:: Task ::
All entries are to be quoted exactly; the images stay out of the copy.

—————

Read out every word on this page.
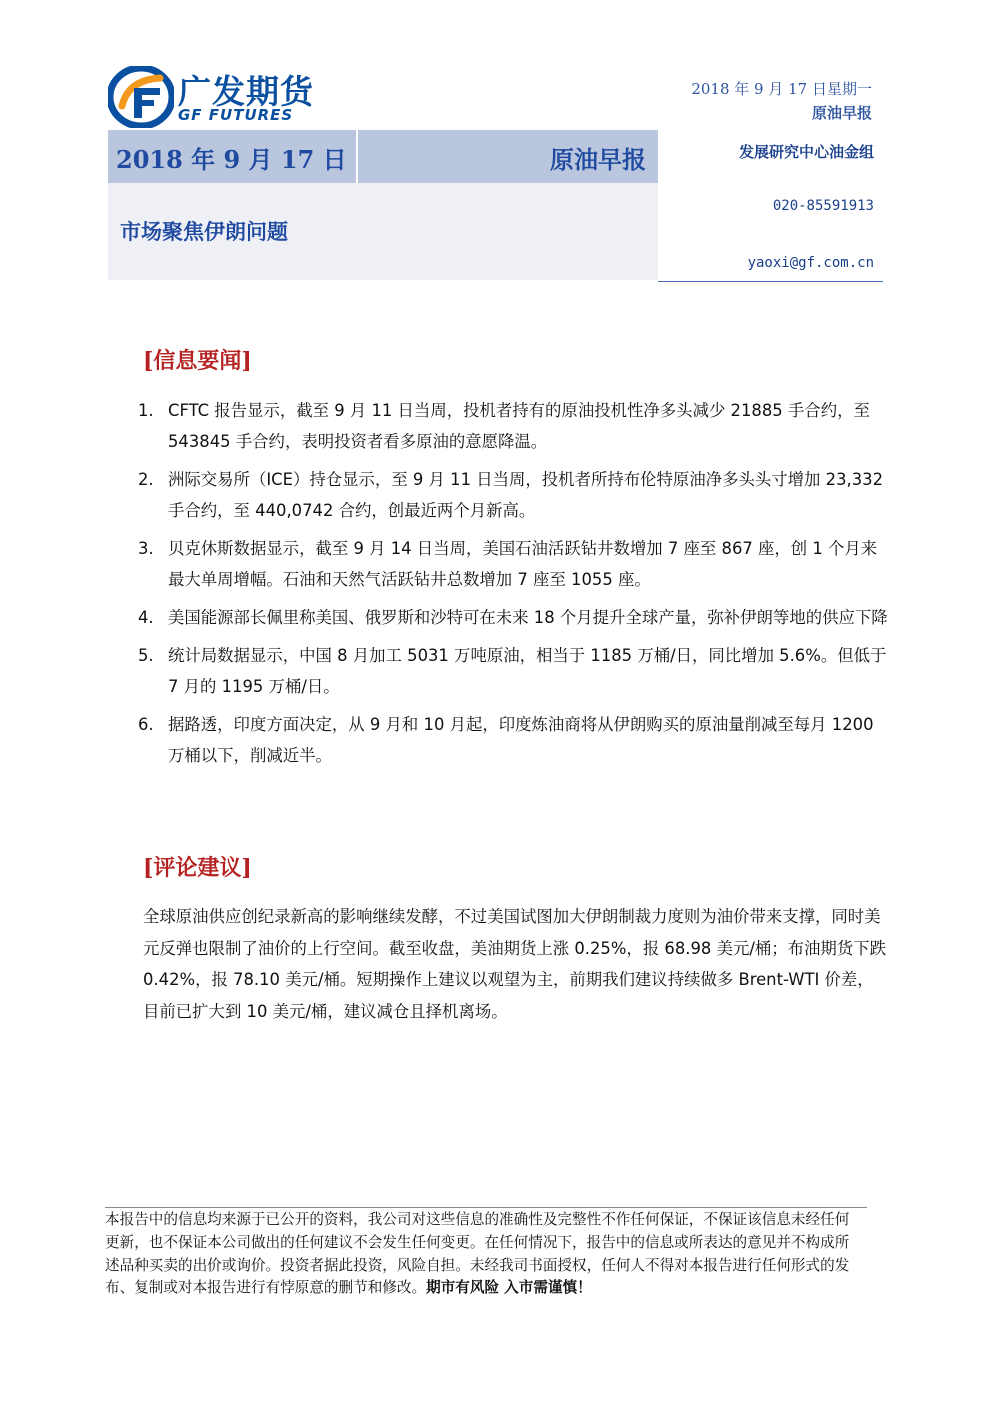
广发期货
GF FUTURES
2018 年 9 月 17 日星期一
原油早报
2018 年 9 月 17 日	原油早报
市场聚焦伊朗问题
发展研究中心油金组
020-85591913
yaoxi@gf.com.cn
[信息要闻]
1. CFTC 报告显示，截至 9 月 11 日当周，投机者持有的原油投机性净多头减少 21885 手合约，至 543845 手合约，表明投资者看多原油的意愿降温。
2. 洲际交易所（ICE）持仓显示，至 9 月 11 日当周，投机者所持布伦特原油净多头头寸增加 23,332 手合约，至 440,0742 合约，创最近两个月新高。
3. 贝克休斯数据显示，截至 9 月 14 日当周，美国石油活跃钻井数增加 7 座至 867 座，创 1 个月来最大单周增幅。石油和天然气活跃钻井总数增加 7 座至 1055 座。
4. 美国能源部长佩里称美国、俄罗斯和沙特可在未来 18 个月提升全球产量，弥补伊朗等地的供应下降
5. 统计局数据显示，中国 8 月加工 5031 万吨原油，相当于 1185 万桶/日，同比增加 5.6%。但低于 7 月的 1195 万桶/日。
6. 据路透，印度方面决定，从 9 月和 10 月起，印度炼油商将从伊朗购买的原油量削减至每月 1200 万桶以下，削减近半。
[评论建议]

全球原油供应创纪录新高的影响继续发酵，不过美国试图加大伊朗制裁力度则为油价带来支撑，同时美元反弹也限制了油价的上行空间。截至收盘，美油期货上涨 0.25%，报 68.98 美元/桶；布油期货下跌 0.42%，报 78.10 美元/桶。短期操作上建议以观望为主，前期我们建议持续做多 Brent-WTI 价差，目前已扩大到 10 美元/桶，建议减仓且择机离场。

本报告中的信息均来源于已公开的资料，我公司对这些信息的准确性及完整性不作任何保证，不保证该信息未经任何更新，也不保证本公司做出的任何建议不会发生任何变更。在任何情况下，报告中的信息或所表达的意见并不构成所述品种买卖的出价或询价。投资者据此投资，风险自担。未经我司书面授权，任何人不得对本报告进行任何形式的发布、复制或对本报告进行有悖原意的删节和修改。期市有风险 入市需谨慎！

—————

:: Answer in full ::
Read out every word on this page.
广发期货
GF FUTURES
2018 年 9 月 17 日星期一
原油早报
2018 年 9 月 17 日	原油早报
市场聚焦伊朗问题
发展研究中心油金组
020-85591913
yaoxi@gf.com.cn
[信息要闻]
1. CFTC 报告显示，截至 9 月 11 日当周，投机者持有的原油投机性净多头减少 21885 手合约，至 543845 手合约，表明投资者看多原油的意愿降温。
2. 洲际交易所（ICE）持仓显示，至 9 月 11 日当周，投机者所持布伦特原油净多头头寸增加 23,332 手合约，至 440,0742 合约，创最近两个月新高。
3. 贝克休斯数据显示，截至 9 月 14 日当周，美国石油活跃钻井数增加 7 座至 867 座，创 1 个月来最大单周增幅。石油和天然气活跃钻井总数增加 7 座至 1055 座。
4. 美国能源部长佩里称美国、俄罗斯和沙特可在未来 18 个月提升全球产量，弥补伊朗等地的供应下降
5. 统计局数据显示，中国 8 月加工 5031 万吨原油，相当于 1185 万桶/日，同比增加 5.6%。但低于 7 月的 1195 万桶/日。
6. 据路透，印度方面决定，从 9 月和 10 月起，印度炼油商将从伊朗购买的原油量削减至每月 1200 万桶以下，削减近半。
[评论建议]

全球原油供应创纪录新高的影响继续发酵，不过美国试图加大伊朗制裁力度则为油价带来支撑，同时美元反弹也限制了油价的上行空间。截至收盘，美油期货上涨 0.25%，报 68.98 美元/桶；布油期货下跌 0.42%，报 78.10 美元/桶。短期操作上建议以观望为主，前期我们建议持续做多 Brent-WTI 价差，目前已扩大到 10 美元/桶，建议减仓且择机离场。

本报告中的信息均来源于已公开的资料，我公司对这些信息的准确性及完整性不作任何保证，不保证该信息未经任何更新，也不保证本公司做出的任何建议不会发生任何变更。在任何情况下，报告中的信息或所表达的意见并不构成所述品种买卖的出价或询价。投资者据此投资，风险自担。未经我司书面授权，任何人不得对本报告进行任何形式的发布、复制或对本报告进行有悖原意的删节和修改。期市有风险 入市需谨慎！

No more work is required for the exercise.